━━━━━ LISTED ENTRIES

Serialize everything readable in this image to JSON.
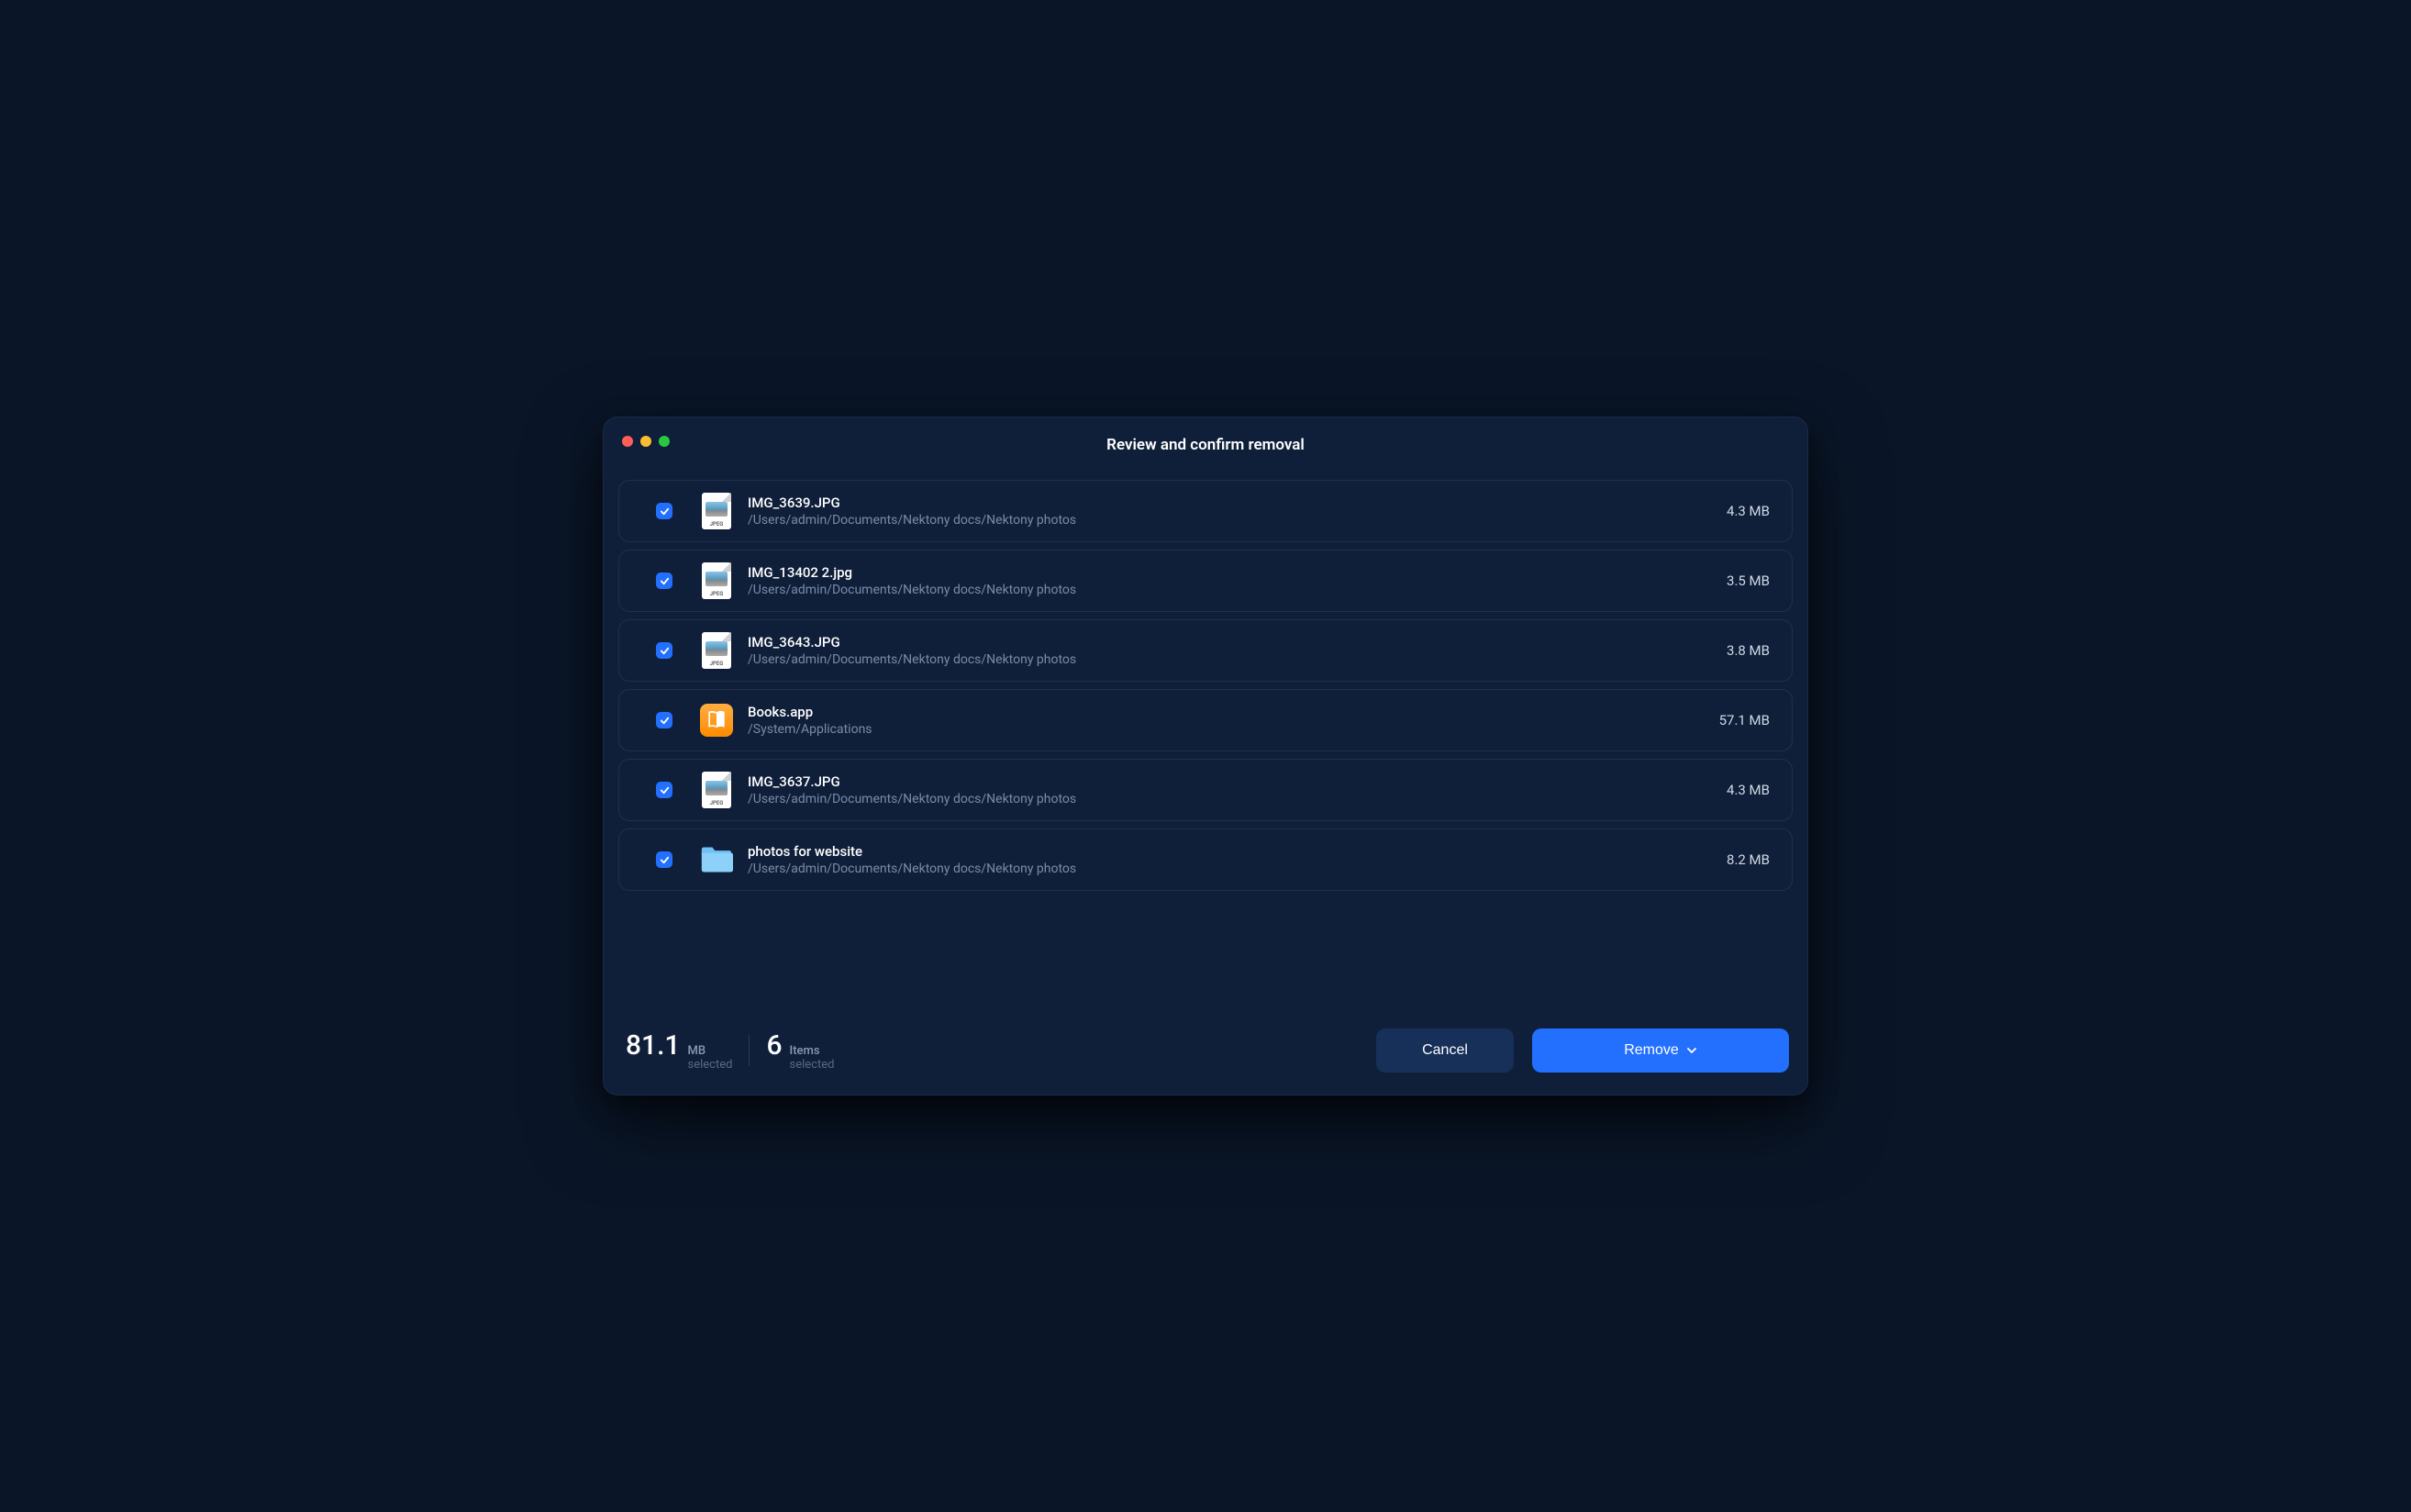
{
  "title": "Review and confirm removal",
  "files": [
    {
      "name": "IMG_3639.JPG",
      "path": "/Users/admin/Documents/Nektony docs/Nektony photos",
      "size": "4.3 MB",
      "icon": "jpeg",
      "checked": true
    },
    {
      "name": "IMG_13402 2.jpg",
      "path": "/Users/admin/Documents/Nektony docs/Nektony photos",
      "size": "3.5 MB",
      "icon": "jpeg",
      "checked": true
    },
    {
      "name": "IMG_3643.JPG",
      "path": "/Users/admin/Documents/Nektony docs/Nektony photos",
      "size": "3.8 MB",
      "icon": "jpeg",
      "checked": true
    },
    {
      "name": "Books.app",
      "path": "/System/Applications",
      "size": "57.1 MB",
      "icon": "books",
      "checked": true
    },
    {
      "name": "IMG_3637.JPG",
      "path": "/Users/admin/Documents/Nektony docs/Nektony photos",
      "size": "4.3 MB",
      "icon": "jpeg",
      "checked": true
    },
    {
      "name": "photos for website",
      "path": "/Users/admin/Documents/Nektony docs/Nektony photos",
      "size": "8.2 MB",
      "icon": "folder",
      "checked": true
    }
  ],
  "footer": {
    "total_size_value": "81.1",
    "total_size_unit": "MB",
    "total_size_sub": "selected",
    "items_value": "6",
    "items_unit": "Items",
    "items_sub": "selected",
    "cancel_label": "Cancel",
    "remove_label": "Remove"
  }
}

━━━━━━━━━━
━━━━━ LISTED ENTRIES

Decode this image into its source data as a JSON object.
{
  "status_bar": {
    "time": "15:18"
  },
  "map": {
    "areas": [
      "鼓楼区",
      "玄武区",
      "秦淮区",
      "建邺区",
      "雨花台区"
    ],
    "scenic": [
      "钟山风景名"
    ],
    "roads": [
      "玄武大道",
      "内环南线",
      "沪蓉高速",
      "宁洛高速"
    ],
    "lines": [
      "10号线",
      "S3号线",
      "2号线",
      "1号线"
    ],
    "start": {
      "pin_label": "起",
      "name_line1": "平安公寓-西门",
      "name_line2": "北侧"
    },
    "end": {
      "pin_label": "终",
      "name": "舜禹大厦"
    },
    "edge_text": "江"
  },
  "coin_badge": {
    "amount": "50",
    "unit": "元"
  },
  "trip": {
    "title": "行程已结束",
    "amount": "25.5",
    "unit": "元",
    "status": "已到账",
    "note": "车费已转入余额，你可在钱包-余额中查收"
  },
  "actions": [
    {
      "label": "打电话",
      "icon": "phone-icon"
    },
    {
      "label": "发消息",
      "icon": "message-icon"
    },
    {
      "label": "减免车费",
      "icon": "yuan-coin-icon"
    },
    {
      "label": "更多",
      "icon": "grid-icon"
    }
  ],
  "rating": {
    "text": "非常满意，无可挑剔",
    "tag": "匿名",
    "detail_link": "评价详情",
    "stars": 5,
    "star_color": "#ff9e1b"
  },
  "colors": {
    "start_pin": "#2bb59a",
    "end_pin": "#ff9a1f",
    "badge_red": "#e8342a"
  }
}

━━━━━━━━━━

WHAT IS NEEDED: Which lines of the data include "image"? Copy each of them.

FULL OUTPUT:
Serialize everything readable in this image to JSON.
Decode this image into its source data as a JSON object.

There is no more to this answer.